SET EXERCISE: Print out each entry below exactly, please.

╭─ SUPPLIED RECORDS

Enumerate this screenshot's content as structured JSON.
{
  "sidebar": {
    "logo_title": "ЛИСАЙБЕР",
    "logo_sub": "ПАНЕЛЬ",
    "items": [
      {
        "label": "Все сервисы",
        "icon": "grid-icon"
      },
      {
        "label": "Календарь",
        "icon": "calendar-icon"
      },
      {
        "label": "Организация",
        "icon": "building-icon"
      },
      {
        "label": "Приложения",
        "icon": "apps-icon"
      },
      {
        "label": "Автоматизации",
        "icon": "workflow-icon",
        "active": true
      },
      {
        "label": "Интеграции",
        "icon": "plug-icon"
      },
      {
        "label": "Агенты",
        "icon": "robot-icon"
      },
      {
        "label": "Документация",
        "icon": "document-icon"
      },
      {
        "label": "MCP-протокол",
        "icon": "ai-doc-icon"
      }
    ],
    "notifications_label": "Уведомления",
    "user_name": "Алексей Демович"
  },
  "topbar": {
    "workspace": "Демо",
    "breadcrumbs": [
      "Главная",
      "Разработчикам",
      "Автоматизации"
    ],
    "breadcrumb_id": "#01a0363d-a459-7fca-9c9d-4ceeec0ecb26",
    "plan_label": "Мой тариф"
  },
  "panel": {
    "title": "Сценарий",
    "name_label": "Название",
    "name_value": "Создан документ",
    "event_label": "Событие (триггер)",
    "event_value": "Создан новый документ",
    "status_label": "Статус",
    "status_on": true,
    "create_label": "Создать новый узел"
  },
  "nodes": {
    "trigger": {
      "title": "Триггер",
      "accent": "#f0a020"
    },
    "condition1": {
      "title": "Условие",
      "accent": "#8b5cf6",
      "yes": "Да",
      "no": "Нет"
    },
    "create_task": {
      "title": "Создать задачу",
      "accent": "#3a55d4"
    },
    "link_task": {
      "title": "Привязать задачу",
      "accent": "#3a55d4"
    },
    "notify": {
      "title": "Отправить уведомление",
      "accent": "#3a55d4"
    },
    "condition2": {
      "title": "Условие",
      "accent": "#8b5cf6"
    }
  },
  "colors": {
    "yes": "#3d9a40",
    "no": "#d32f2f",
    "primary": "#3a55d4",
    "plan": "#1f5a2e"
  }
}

╰─

WRITTEN RESPONSE:
Enumerate this screenshot's content as structured JSON.
{
  "sidebar": {
    "logo_title": "ЛИСАЙБЕР",
    "logo_sub": "ПАНЕЛЬ",
    "items": [
      {
        "label": "Все сервисы",
        "icon": "grid-icon"
      },
      {
        "label": "Календарь",
        "icon": "calendar-icon"
      },
      {
        "label": "Организация",
        "icon": "building-icon"
      },
      {
        "label": "Приложения",
        "icon": "apps-icon"
      },
      {
        "label": "Автоматизации",
        "icon": "workflow-icon",
        "active": true
      },
      {
        "label": "Интеграции",
        "icon": "plug-icon"
      },
      {
        "label": "Агенты",
        "icon": "robot-icon"
      },
      {
        "label": "Документация",
        "icon": "document-icon"
      },
      {
        "label": "MCP-протокол",
        "icon": "ai-doc-icon"
      }
    ],
    "notifications_label": "Уведомления",
    "user_name": "Алексей Демович"
  },
  "topbar": {
    "workspace": "Демо",
    "breadcrumbs": [
      "Главная",
      "Разработчикам",
      "Автоматизации"
    ],
    "breadcrumb_id": "#01a0363d-a459-7fca-9c9d-4ceeec0ecb26",
    "plan_label": "Мой тариф"
  },
  "panel": {
    "title": "Сценарий",
    "name_label": "Название",
    "name_value": "Создан документ",
    "event_label": "Событие (триггер)",
    "event_value": "Создан новый документ",
    "status_label": "Статус",
    "status_on": true,
    "create_label": "Создать новый узел"
  },
  "nodes": {
    "trigger": {
      "title": "Триггер",
      "accent": "#f0a020"
    },
    "condition1": {
      "title": "Условие",
      "accent": "#8b5cf6",
      "yes": "Да",
      "no": "Нет"
    },
    "create_task": {
      "title": "Создать задачу",
      "accent": "#3a55d4"
    },
    "link_task": {
      "title": "Привязать задачу",
      "accent": "#3a55d4"
    },
    "notify": {
      "title": "Отправить уведомление",
      "accent": "#3a55d4"
    },
    "condition2": {
      "title": "Условие",
      "accent": "#8b5cf6"
    }
  },
  "colors": {
    "yes": "#3d9a40",
    "no": "#d32f2f",
    "primary": "#3a55d4",
    "plan": "#1f5a2e"
  }
}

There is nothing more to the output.